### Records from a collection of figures
^^^^

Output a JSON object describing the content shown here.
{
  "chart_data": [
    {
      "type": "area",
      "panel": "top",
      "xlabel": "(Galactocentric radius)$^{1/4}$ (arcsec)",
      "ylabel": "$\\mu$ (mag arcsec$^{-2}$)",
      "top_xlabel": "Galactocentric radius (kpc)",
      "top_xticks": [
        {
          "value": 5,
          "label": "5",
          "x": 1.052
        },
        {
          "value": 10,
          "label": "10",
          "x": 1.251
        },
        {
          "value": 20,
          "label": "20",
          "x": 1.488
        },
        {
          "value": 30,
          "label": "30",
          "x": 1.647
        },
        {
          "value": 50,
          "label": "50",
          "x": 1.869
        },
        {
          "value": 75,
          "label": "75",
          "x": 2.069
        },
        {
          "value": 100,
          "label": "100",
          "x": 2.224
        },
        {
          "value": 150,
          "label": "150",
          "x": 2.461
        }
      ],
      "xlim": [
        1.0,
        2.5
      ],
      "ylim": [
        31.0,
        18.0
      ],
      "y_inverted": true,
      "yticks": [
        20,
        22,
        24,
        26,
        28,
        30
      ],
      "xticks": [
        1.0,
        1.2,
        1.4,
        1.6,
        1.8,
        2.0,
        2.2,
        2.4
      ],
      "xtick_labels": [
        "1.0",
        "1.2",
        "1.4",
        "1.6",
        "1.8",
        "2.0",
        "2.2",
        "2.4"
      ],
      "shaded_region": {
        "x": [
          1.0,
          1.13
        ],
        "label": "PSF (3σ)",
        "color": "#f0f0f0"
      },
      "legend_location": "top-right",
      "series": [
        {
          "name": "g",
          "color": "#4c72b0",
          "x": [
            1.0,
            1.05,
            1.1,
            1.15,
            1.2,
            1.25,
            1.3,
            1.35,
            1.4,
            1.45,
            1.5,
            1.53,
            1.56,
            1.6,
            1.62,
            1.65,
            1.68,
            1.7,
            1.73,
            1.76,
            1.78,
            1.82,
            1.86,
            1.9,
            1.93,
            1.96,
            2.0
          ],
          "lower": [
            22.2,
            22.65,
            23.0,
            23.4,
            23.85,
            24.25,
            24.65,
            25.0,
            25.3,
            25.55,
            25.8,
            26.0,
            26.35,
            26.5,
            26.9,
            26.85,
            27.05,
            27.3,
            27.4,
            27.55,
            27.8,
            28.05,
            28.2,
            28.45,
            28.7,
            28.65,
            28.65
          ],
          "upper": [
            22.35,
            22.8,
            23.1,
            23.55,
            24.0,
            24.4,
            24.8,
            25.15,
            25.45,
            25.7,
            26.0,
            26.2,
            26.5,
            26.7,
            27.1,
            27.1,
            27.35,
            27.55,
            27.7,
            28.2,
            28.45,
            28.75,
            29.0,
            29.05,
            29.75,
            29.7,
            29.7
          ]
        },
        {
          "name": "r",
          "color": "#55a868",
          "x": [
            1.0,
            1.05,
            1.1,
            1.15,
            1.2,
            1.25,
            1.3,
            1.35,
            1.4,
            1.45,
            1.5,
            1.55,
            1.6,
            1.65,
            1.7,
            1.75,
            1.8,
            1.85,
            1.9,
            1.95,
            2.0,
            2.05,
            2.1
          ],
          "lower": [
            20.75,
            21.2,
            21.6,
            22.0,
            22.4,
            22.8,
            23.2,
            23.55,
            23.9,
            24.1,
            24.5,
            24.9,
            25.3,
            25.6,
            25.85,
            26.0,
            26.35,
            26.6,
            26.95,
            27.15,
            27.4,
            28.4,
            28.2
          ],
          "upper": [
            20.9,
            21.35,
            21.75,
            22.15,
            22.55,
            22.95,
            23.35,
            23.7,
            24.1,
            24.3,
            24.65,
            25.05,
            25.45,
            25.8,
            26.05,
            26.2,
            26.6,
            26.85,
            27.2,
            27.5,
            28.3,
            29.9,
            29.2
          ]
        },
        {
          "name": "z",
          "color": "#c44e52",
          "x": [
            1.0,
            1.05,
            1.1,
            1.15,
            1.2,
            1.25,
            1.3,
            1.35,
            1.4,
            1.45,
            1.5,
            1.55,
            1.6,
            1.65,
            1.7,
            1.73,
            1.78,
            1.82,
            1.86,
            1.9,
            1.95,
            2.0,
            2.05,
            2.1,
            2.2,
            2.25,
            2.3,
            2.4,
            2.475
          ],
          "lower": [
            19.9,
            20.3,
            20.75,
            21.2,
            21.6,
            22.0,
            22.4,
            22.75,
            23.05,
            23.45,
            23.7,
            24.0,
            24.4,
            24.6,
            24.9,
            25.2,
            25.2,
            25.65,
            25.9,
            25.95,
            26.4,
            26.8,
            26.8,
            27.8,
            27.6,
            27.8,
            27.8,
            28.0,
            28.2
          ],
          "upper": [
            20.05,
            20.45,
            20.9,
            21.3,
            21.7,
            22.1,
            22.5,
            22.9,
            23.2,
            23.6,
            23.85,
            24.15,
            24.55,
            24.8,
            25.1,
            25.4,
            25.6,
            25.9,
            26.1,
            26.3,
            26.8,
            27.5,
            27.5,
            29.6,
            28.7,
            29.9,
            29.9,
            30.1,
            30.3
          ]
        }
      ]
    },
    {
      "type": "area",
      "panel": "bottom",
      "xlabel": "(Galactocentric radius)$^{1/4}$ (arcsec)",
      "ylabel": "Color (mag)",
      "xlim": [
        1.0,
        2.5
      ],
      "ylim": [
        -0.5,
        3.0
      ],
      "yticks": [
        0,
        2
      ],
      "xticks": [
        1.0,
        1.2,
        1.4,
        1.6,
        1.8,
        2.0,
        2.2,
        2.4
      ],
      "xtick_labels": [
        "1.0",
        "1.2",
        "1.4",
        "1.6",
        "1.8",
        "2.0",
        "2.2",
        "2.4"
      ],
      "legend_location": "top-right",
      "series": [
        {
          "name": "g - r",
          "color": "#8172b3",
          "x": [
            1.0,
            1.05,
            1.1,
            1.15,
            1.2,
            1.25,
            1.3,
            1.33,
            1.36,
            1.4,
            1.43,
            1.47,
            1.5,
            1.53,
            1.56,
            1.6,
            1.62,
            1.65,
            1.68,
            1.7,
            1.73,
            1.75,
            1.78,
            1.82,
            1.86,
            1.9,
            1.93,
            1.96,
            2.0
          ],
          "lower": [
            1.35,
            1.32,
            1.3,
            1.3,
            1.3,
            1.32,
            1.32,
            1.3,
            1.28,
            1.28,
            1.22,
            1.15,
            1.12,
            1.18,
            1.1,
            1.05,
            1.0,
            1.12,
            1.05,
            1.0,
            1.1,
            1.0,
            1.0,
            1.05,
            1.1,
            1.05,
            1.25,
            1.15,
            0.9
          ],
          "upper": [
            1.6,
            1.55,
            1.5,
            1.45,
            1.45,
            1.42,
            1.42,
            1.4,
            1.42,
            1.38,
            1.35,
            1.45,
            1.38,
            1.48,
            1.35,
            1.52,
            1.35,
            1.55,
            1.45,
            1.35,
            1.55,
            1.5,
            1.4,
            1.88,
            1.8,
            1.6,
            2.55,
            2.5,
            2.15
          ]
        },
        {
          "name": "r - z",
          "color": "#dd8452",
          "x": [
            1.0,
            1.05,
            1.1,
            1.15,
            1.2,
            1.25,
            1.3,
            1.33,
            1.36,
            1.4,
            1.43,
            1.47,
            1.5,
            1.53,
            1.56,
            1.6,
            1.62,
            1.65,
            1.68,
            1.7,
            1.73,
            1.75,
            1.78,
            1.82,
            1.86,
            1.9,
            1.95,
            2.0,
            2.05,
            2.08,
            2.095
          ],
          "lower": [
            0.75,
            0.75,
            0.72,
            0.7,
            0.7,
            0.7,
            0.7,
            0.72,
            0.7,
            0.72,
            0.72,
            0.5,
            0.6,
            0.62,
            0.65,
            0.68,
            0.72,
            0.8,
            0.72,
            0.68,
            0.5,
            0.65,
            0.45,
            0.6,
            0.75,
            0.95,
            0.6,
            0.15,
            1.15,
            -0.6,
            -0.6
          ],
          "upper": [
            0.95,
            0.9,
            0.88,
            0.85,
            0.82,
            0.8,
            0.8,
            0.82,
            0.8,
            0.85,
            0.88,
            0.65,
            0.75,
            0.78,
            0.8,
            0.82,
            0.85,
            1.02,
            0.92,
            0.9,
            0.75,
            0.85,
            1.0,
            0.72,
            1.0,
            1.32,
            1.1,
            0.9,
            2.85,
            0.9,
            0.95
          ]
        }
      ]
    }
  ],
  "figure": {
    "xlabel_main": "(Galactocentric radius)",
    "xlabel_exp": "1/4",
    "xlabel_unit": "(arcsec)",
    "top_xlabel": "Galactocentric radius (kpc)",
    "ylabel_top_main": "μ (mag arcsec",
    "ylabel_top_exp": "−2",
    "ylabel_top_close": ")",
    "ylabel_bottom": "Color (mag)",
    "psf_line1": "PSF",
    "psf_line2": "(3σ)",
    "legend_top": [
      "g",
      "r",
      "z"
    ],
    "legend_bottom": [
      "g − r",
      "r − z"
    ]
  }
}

^^^^

### What needs to be done
Extract all lines from the data in which "arcsec" is found.

### The response
      "xlabel": "(Galactocentric radius)$^{1/4}$ (arcsec)",
      "ylabel": "$\\mu$ (mag arcsec$^{-2}$)",
      "xlabel": "(Galactocentric radius)$^{1/4}$ (arcsec)",
    "xlabel_unit": "(arcsec)",
    "ylabel_top_main": "μ (mag arcsec",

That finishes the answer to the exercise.